**Provided material**
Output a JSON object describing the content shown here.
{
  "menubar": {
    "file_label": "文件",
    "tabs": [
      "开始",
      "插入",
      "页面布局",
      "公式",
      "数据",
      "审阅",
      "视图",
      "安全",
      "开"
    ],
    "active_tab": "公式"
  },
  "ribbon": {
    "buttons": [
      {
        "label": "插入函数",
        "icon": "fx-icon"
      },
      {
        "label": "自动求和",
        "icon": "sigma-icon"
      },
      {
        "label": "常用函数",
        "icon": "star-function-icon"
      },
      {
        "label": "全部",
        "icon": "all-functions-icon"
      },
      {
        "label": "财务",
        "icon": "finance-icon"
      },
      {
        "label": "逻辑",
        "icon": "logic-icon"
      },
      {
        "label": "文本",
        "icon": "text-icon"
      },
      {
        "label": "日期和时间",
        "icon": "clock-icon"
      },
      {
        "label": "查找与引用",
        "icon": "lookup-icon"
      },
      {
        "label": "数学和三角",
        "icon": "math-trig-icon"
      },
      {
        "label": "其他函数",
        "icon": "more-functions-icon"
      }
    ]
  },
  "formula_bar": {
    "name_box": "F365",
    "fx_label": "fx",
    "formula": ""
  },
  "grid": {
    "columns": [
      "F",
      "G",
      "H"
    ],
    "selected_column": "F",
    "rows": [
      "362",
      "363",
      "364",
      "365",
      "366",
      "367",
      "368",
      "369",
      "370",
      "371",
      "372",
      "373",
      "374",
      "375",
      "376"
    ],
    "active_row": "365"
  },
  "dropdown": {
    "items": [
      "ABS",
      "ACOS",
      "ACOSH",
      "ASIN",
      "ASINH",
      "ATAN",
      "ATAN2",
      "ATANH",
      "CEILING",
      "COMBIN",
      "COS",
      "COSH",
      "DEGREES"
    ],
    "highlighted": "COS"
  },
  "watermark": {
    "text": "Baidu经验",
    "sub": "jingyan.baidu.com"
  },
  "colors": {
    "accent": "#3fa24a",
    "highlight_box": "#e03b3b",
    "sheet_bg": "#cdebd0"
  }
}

**Exercise**
Give only the number of lines above that hold the string "functions".

**Task response**
2